• **INSTRUCTION**
Pull out every line of the listing below where "pokožky" appears.

• **Collection entries**
········

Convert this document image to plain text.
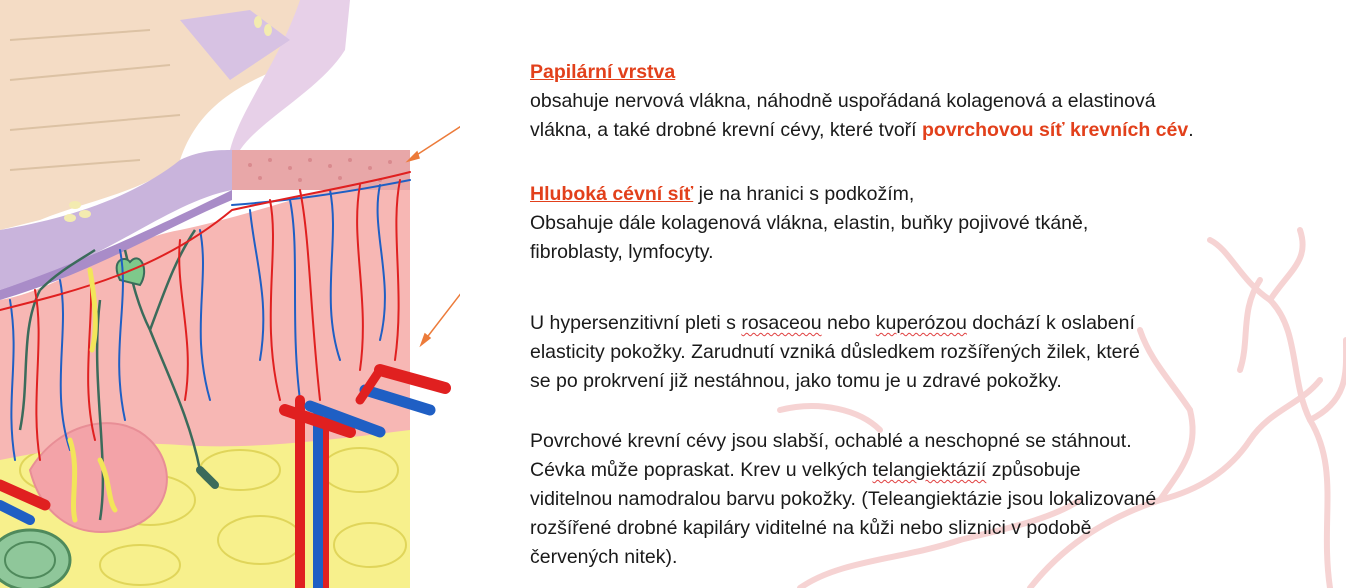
Papilární vrstva
obsahuje nervová vlákna, náhodně uspořádaná kolagenová a elastinová
vlákna, a také drobné krevní cévy, které tvoří povrchovou síť krevních cév.
Hluboká cévní síť je na hranici s podkožím,
Obsahuje dále kolagenová vlákna, elastin, buňky pojivové tkáně,
fibroblasty, lymfocyty.
U hypersenzitivní pleti s rosaceou nebo kuperózou dochází k oslabení
elasticity pokožky. Zarudnutí vzniká důsledkem rozšířených žilek, které
se po prokrvení již nestáhnou, jako tomu je u zdravé pokožky.
Povrchové krevní cévy jsou slabší, ochablé a neschopné se stáhnout.
Cévka může popraskat. Krev u velkých telangiektázií způsobuje
viditelnou namodralou barvu pokožky. (Teleangiektázie jsou lokalizované
rozšířené drobné kapiláry viditelné na kůži nebo sliznici v podobě
červených nitek).
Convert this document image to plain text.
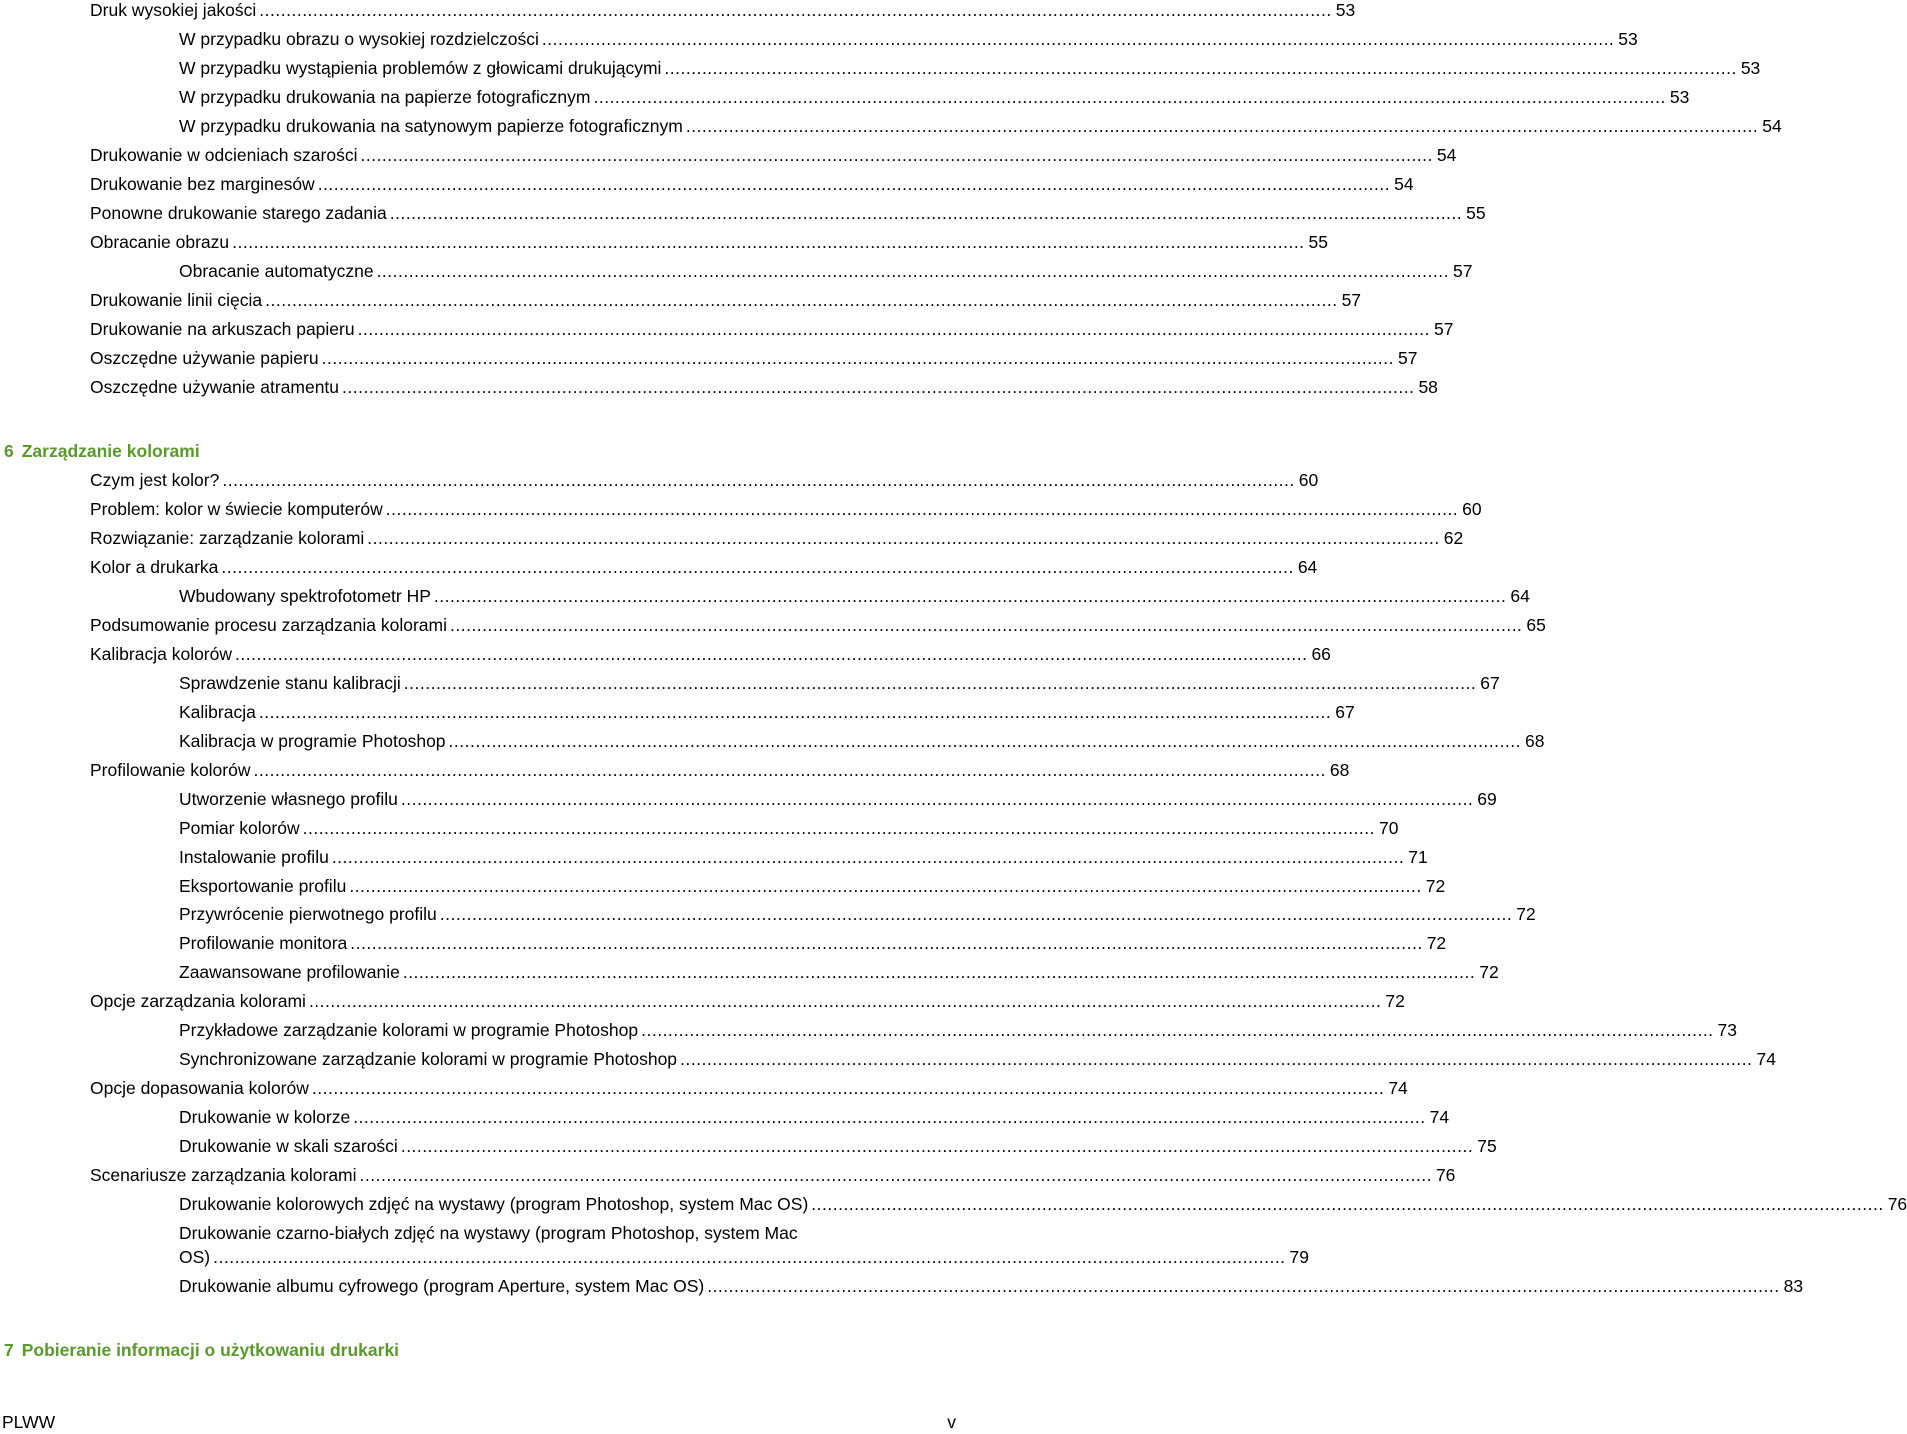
Druk wysokiej jakości ........................................................................................................................................................................................................ 53
W przypadku obrazu o wysokiej rozdzielczości ........................................................................................................................................................................................................ 53
W przypadku wystąpienia problemów z głowicami drukującymi ........................................................................................................................................................................................................ 53
W przypadku drukowania na papierze fotograficznym ........................................................................................................................................................................................................ 53
W przypadku drukowania na satynowym papierze fotograficznym ........................................................................................................................................................................................................ 54
Drukowanie w odcieniach szarości ........................................................................................................................................................................................................ 54
Drukowanie bez marginesów ........................................................................................................................................................................................................ 54
Ponowne drukowanie starego zadania ........................................................................................................................................................................................................ 55
Obracanie obrazu ........................................................................................................................................................................................................ 55
Obracanie automatyczne ........................................................................................................................................................................................................ 57
Drukowanie linii cięcia ........................................................................................................................................................................................................ 57
Drukowanie na arkuszach papieru ........................................................................................................................................................................................................ 57
Oszczędne używanie papieru ........................................................................................................................................................................................................ 57
Oszczędne używanie atramentu ........................................................................................................................................................................................................ 58
6 Zarządzanie kolorami
Czym jest kolor? ........................................................................................................................................................................................................ 60
Problem: kolor w świecie komputerów ........................................................................................................................................................................................................ 60
Rozwiązanie: zarządzanie kolorami ........................................................................................................................................................................................................ 62
Kolor a drukarka ........................................................................................................................................................................................................ 64
Wbudowany spektrofotometr HP ........................................................................................................................................................................................................ 64
Podsumowanie procesu zarządzania kolorami ........................................................................................................................................................................................................ 65
Kalibracja kolorów ........................................................................................................................................................................................................ 66
Sprawdzenie stanu kalibracji ........................................................................................................................................................................................................ 67
Kalibracja ........................................................................................................................................................................................................ 67
Kalibracja w programie Photoshop ........................................................................................................................................................................................................ 68
Profilowanie kolorów ........................................................................................................................................................................................................ 68
Utworzenie własnego profilu ........................................................................................................................................................................................................ 69
Pomiar kolorów ........................................................................................................................................................................................................ 70
Instalowanie profilu ........................................................................................................................................................................................................ 71
Eksportowanie profilu ........................................................................................................................................................................................................ 72
Przywrócenie pierwotnego profilu ........................................................................................................................................................................................................ 72
Profilowanie monitora ........................................................................................................................................................................................................ 72
Zaawansowane profilowanie ........................................................................................................................................................................................................ 72
Opcje zarządzania kolorami ........................................................................................................................................................................................................ 72
Przykładowe zarządzanie kolorami w programie Photoshop ........................................................................................................................................................................................................ 73
Synchronizowane zarządzanie kolorami w programie Photoshop ........................................................................................................................................................................................................ 74
Opcje dopasowania kolorów ........................................................................................................................................................................................................ 74
Drukowanie w kolorze ........................................................................................................................................................................................................ 74
Drukowanie w skali szarości ........................................................................................................................................................................................................ 75
Scenariusze zarządzania kolorami ........................................................................................................................................................................................................ 76
Drukowanie kolorowych zdjęć na wystawy (program Photoshop, system Mac OS) ........................................................................................................................................................................................................ 76
Drukowanie czarno-białych zdjęć na wystawy (program Photoshop, system Mac
OS) ........................................................................................................................................................................................................ 79
Drukowanie albumu cyfrowego (program Aperture, system Mac OS) ........................................................................................................................................................................................................ 83
7 Pobieranie informacji o użytkowaniu drukarki
PLWW	v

········

• **FINISHED EXERCISE**
elasticity pokožky. Zarudnutí vzniká důsledkem rozšířených žilek, které
se po prokrvení již nestáhnou, jako tomu je u zdravé pokožky.
viditelnou namodralou barvu pokožky. (Teleangiektázie jsou lokalizované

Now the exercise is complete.